[Data entries for graphics]
--- Begin ---
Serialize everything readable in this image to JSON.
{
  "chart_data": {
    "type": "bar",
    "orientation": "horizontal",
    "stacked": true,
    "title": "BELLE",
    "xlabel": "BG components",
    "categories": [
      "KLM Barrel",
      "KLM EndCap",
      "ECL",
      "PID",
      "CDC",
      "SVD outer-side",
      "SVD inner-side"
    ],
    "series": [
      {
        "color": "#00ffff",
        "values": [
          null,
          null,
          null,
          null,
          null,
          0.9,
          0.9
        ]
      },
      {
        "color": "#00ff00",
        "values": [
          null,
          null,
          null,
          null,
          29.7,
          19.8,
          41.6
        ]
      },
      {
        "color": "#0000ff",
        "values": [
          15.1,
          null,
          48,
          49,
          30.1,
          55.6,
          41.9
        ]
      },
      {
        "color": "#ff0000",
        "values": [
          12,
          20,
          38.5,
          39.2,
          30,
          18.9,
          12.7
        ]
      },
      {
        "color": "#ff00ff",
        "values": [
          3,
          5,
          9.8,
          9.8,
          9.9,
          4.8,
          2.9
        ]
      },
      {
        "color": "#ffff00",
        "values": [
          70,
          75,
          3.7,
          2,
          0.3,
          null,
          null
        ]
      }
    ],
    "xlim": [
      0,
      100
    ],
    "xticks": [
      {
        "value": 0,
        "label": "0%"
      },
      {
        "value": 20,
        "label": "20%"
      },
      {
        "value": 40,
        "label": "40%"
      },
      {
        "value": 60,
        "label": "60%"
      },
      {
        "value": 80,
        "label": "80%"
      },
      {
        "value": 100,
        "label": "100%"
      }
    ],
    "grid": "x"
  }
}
--- End ---
=== OBJECTIVE ===
Copy out each line of the data containing the string "color".

=== PROBLEM SOLUTION ===
        "color": "#00ffff",
        "color": "#00ff00",
        "color": "#0000ff",
        "color": "#ff0000",
        "color": "#ff00ff",
        "color": "#ffff00",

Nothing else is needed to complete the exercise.